(Figure collection entries)
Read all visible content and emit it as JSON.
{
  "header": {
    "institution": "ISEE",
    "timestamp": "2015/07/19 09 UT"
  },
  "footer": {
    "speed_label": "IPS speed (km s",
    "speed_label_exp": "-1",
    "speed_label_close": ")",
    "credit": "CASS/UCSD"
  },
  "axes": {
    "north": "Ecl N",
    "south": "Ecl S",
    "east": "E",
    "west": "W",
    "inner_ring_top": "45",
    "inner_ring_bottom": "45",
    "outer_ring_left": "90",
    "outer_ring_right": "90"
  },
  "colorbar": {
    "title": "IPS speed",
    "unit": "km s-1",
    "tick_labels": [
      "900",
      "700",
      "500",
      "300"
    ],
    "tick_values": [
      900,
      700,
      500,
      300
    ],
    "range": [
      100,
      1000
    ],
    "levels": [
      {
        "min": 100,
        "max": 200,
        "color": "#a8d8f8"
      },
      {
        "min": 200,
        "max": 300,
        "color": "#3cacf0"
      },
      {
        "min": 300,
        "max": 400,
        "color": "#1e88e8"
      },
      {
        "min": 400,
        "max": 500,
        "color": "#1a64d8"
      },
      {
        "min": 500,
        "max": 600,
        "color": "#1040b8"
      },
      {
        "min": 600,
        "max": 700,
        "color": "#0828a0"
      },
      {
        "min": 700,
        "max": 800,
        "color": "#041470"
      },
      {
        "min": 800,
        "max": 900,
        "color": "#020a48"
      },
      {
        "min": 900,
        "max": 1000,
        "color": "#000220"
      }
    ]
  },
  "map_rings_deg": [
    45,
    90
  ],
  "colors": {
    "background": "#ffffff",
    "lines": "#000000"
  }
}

▶ **Aim**: Type out all of the material again, word for word.

▶ **Solution to the exercise**:
Read all visible content and emit it as JSON.
{
  "header": {
    "institution": "ISEE",
    "timestamp": "2015/07/19 09 UT"
  },
  "footer": {
    "speed_label": "IPS speed (km s",
    "speed_label_exp": "-1",
    "speed_label_close": ")",
    "credit": "CASS/UCSD"
  },
  "axes": {
    "north": "Ecl N",
    "south": "Ecl S",
    "east": "E",
    "west": "W",
    "inner_ring_top": "45",
    "inner_ring_bottom": "45",
    "outer_ring_left": "90",
    "outer_ring_right": "90"
  },
  "colorbar": {
    "title": "IPS speed",
    "unit": "km s-1",
    "tick_labels": [
      "900",
      "700",
      "500",
      "300"
    ],
    "tick_values": [
      900,
      700,
      500,
      300
    ],
    "range": [
      100,
      1000
    ],
    "levels": [
      {
        "min": 100,
        "max": 200,
        "color": "#a8d8f8"
      },
      {
        "min": 200,
        "max": 300,
        "color": "#3cacf0"
      },
      {
        "min": 300,
        "max": 400,
        "color": "#1e88e8"
      },
      {
        "min": 400,
        "max": 500,
        "color": "#1a64d8"
      },
      {
        "min": 500,
        "max": 600,
        "color": "#1040b8"
      },
      {
        "min": 600,
        "max": 700,
        "color": "#0828a0"
      },
      {
        "min": 700,
        "max": 800,
        "color": "#041470"
      },
      {
        "min": 800,
        "max": 900,
        "color": "#020a48"
      },
      {
        "min": 900,
        "max": 1000,
        "color": "#000220"
      }
    ]
  },
  "map_rings_deg": [
    45,
    90
  ],
  "colors": {
    "background": "#ffffff",
    "lines": "#000000"
  }
}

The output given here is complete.